>> begin ROWS
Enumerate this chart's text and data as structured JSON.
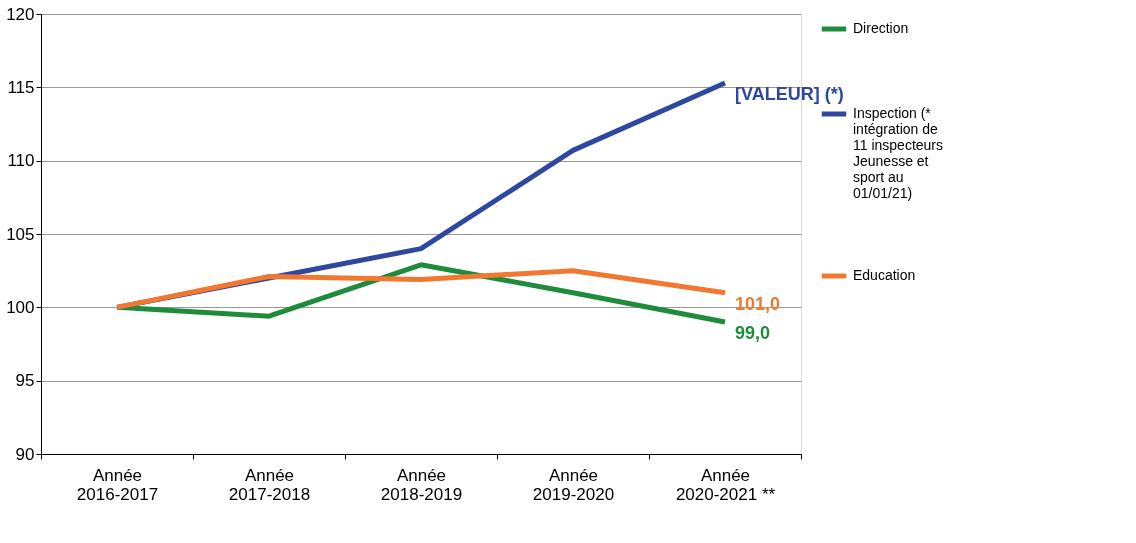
{
  "chart_data": {
    "type": "line",
    "categories": [
      "Année 2016-2017",
      "Année 2017-2018",
      "Année 2018-2019",
      "Année 2019-2020",
      "Année 2020-2021 **"
    ],
    "series": [
      {
        "name": "Direction",
        "color": "#1e8c3a",
        "values": [
          100,
          99.4,
          102.9,
          101.0,
          99.0
        ],
        "value_labels": [
          null,
          null,
          null,
          null,
          "99,0"
        ]
      },
      {
        "name": "Inspection (* intégration de 11 inspecteurs Jeunesse et sport au 01/01/21)",
        "color": "#2e48a0",
        "values": [
          100,
          102.0,
          104.0,
          110.7,
          115.3
        ],
        "value_labels": [
          null,
          null,
          null,
          null,
          "[VALEUR] (*)"
        ]
      },
      {
        "name": "Education",
        "color": "#f07830",
        "values": [
          100,
          102.1,
          101.9,
          102.5,
          101.0
        ],
        "value_labels": [
          null,
          null,
          null,
          null,
          "101,0"
        ]
      }
    ],
    "ylim": [
      90,
      120
    ],
    "yticks": [
      90,
      95,
      100,
      105,
      110,
      115,
      120
    ],
    "grid": "y",
    "legend": "right",
    "marker": "none",
    "line_style": "solid"
  }
}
>> end ROWS
◆ **WHAT NEEDS TO BE DONE**
Transcribe the whole listing, character for character, but not its images.

◆ **FINAL ANSWER**
Enumerate this chart's text and data as structured JSON.
{
  "chart_data": {
    "type": "line",
    "categories": [
      "Année 2016-2017",
      "Année 2017-2018",
      "Année 2018-2019",
      "Année 2019-2020",
      "Année 2020-2021 **"
    ],
    "series": [
      {
        "name": "Direction",
        "color": "#1e8c3a",
        "values": [
          100,
          99.4,
          102.9,
          101.0,
          99.0
        ],
        "value_labels": [
          null,
          null,
          null,
          null,
          "99,0"
        ]
      },
      {
        "name": "Inspection (* intégration de 11 inspecteurs Jeunesse et sport au 01/01/21)",
        "color": "#2e48a0",
        "values": [
          100,
          102.0,
          104.0,
          110.7,
          115.3
        ],
        "value_labels": [
          null,
          null,
          null,
          null,
          "[VALEUR] (*)"
        ]
      },
      {
        "name": "Education",
        "color": "#f07830",
        "values": [
          100,
          102.1,
          101.9,
          102.5,
          101.0
        ],
        "value_labels": [
          null,
          null,
          null,
          null,
          "101,0"
        ]
      }
    ],
    "ylim": [
      90,
      120
    ],
    "yticks": [
      90,
      95,
      100,
      105,
      110,
      115,
      120
    ],
    "grid": "y",
    "legend": "right",
    "marker": "none",
    "line_style": "solid"
  }
}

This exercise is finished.